(Entries taken from a collection)
-.-.-

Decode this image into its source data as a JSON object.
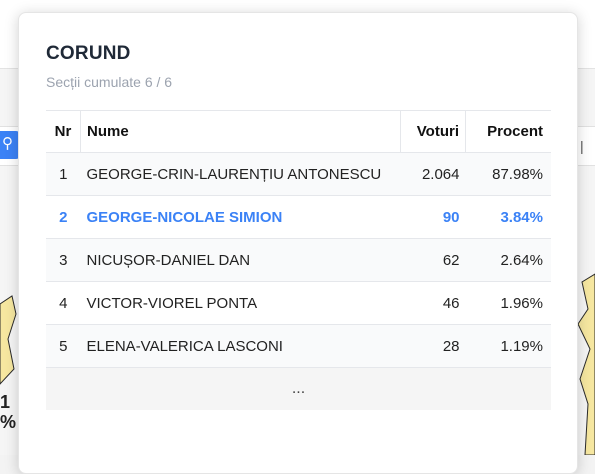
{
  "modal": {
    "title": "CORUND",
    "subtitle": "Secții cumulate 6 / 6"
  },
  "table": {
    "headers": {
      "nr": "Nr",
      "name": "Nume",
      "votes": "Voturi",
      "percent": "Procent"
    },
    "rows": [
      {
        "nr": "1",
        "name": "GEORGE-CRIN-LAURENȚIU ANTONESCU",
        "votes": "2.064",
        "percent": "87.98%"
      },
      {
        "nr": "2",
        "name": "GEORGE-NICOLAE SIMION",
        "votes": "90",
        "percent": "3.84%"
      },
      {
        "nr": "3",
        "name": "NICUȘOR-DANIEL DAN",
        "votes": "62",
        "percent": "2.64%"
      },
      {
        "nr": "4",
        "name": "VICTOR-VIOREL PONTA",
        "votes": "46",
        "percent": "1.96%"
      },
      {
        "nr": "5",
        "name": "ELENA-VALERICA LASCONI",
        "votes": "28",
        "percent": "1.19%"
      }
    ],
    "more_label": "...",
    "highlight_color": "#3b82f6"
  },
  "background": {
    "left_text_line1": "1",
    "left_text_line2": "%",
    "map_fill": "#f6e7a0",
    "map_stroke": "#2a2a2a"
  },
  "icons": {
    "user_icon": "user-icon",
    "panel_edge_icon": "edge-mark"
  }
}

-.-.-

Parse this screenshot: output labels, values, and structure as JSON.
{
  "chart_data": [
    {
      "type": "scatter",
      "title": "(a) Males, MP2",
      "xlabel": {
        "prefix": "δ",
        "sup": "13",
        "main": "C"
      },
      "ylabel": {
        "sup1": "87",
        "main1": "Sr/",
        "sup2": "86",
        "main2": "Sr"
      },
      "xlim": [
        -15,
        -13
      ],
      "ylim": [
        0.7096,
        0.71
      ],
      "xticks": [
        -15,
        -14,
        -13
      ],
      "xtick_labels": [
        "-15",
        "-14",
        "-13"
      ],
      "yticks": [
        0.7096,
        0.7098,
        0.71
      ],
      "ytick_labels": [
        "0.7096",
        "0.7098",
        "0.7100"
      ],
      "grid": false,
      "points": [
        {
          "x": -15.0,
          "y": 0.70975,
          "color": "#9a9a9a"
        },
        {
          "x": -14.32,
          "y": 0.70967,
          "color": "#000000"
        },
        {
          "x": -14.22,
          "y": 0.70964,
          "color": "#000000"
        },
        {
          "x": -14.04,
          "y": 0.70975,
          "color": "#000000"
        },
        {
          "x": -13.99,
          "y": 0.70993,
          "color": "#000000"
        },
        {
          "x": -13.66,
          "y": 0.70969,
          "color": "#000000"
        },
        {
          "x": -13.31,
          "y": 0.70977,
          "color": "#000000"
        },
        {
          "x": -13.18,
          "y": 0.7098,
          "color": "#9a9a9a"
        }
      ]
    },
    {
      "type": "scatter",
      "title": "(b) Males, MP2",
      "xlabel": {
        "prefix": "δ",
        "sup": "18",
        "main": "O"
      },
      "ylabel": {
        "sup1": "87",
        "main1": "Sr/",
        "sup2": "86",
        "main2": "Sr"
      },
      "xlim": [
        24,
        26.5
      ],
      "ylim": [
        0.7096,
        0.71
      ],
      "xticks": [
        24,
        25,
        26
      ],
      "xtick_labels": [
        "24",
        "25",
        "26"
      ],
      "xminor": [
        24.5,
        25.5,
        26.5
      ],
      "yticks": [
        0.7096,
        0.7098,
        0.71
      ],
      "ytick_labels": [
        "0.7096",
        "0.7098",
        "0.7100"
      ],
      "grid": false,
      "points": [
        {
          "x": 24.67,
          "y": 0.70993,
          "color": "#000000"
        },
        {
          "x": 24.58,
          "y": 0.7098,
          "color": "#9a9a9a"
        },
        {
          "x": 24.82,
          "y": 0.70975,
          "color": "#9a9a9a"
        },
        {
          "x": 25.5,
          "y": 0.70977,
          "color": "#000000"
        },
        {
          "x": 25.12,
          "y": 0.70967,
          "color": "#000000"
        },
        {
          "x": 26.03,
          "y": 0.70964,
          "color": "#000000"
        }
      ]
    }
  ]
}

-.-.-

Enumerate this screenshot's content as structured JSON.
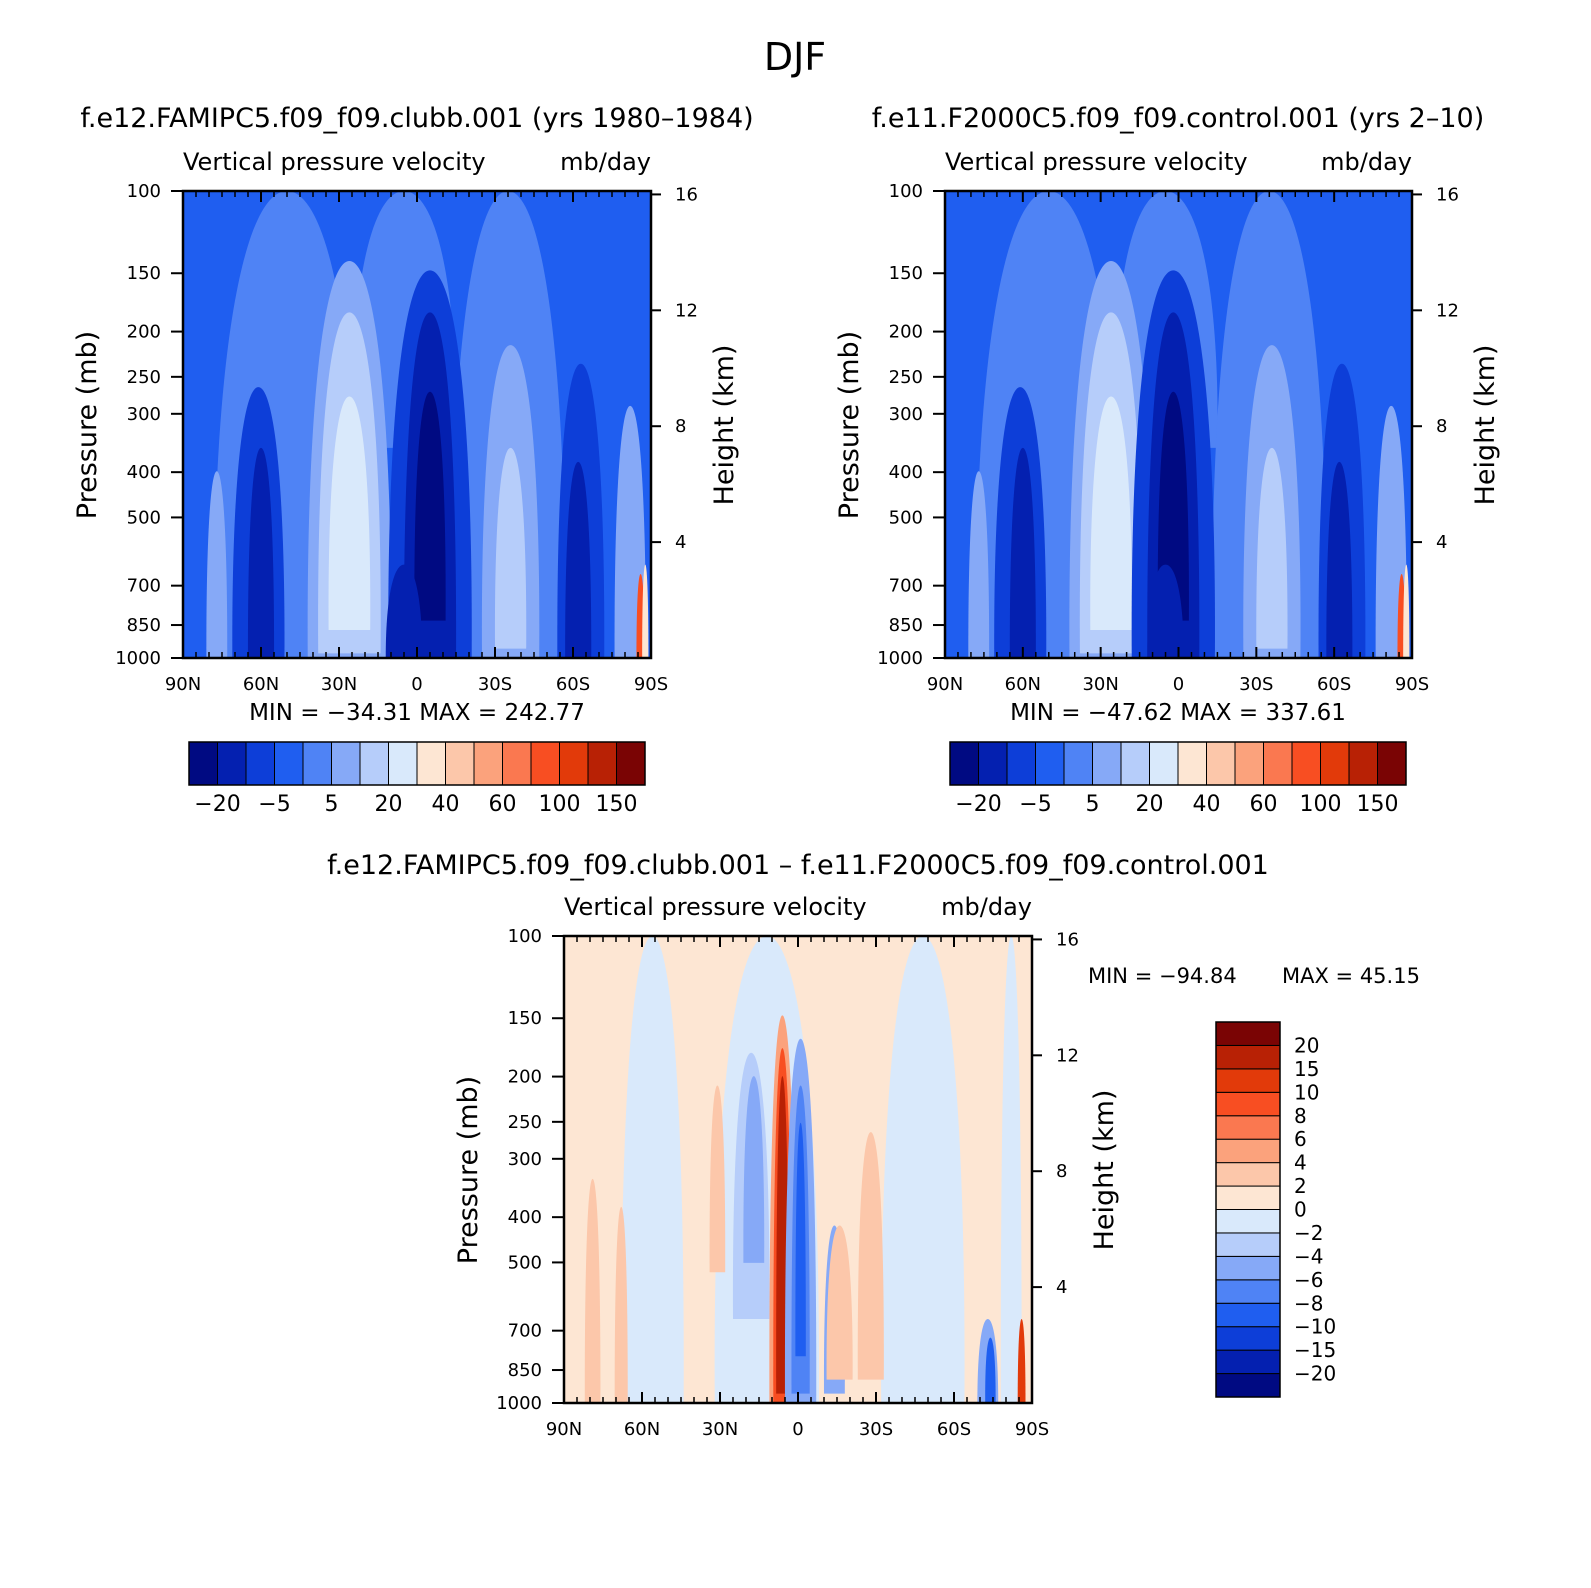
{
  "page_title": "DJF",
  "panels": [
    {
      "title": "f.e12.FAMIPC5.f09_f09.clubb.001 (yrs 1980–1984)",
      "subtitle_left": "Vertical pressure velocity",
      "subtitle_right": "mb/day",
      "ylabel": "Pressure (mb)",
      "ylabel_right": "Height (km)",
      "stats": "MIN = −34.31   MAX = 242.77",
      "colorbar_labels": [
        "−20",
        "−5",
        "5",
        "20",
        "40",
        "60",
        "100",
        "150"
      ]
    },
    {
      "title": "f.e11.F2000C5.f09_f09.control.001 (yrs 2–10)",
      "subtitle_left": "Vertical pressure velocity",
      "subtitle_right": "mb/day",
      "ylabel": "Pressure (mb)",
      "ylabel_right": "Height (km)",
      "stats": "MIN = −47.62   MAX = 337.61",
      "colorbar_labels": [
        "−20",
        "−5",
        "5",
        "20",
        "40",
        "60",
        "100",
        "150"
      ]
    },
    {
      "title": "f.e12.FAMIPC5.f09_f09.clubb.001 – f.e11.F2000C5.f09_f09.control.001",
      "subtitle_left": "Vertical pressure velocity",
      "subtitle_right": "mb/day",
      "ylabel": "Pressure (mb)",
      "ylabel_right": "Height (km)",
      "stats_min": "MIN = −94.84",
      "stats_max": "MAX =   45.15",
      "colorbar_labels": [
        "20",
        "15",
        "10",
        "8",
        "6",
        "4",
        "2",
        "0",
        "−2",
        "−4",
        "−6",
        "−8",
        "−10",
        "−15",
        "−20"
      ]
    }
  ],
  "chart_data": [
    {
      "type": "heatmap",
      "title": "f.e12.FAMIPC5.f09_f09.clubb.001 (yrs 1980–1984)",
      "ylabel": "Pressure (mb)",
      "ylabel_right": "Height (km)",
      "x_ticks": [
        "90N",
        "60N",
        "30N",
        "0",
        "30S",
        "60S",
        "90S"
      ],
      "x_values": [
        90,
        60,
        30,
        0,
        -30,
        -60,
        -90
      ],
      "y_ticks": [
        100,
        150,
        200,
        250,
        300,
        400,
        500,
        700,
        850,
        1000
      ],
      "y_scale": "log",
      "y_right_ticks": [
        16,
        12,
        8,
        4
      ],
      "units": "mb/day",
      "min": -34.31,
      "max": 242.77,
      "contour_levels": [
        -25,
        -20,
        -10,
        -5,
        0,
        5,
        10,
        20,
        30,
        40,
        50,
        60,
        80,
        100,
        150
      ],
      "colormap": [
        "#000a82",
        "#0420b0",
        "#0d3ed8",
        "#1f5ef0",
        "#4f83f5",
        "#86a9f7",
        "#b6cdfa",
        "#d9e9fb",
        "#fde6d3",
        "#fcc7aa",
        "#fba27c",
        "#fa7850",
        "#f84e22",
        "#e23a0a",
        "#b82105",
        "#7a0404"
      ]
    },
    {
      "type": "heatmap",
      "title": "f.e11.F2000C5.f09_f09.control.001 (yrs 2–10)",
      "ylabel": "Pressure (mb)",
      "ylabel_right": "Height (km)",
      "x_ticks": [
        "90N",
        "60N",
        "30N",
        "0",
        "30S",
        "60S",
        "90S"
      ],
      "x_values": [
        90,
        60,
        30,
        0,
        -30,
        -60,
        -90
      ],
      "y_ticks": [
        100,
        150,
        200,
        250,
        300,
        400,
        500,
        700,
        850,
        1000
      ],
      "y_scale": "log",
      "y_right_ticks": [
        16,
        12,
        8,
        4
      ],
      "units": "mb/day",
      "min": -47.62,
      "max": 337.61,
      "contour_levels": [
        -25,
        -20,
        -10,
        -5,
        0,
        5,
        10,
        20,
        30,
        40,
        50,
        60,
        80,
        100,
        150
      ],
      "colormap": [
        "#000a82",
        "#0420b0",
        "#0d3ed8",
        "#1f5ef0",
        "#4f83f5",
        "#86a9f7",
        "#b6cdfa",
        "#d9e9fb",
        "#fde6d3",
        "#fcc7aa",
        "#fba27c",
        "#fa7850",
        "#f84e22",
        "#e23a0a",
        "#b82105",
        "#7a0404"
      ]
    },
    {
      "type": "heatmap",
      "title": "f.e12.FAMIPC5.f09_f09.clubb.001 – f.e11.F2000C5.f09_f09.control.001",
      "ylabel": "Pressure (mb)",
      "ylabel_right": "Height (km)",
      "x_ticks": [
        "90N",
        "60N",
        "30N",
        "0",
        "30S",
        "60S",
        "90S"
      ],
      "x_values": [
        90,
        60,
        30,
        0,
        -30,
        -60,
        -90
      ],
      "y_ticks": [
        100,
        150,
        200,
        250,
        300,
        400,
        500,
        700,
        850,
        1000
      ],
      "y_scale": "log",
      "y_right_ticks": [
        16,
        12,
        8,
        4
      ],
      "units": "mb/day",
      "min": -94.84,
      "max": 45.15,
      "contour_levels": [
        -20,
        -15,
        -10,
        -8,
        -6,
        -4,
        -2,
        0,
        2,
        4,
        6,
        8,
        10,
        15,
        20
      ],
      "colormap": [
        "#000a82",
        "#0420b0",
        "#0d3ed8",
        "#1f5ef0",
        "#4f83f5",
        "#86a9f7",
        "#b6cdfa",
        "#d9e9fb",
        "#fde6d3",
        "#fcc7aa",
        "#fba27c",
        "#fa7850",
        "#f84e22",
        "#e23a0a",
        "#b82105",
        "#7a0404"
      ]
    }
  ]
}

-.-.-

* **EXERCISE PROMPT**: Scan the entries above for the word "JSON" and collect each line holding it.

* **TASK RESPONSE**:
Decode this image into its source data as a JSON object.
Parse this screenshot: output labels, values, and structure as JSON.
Enumerate this screenshot's content as structured JSON.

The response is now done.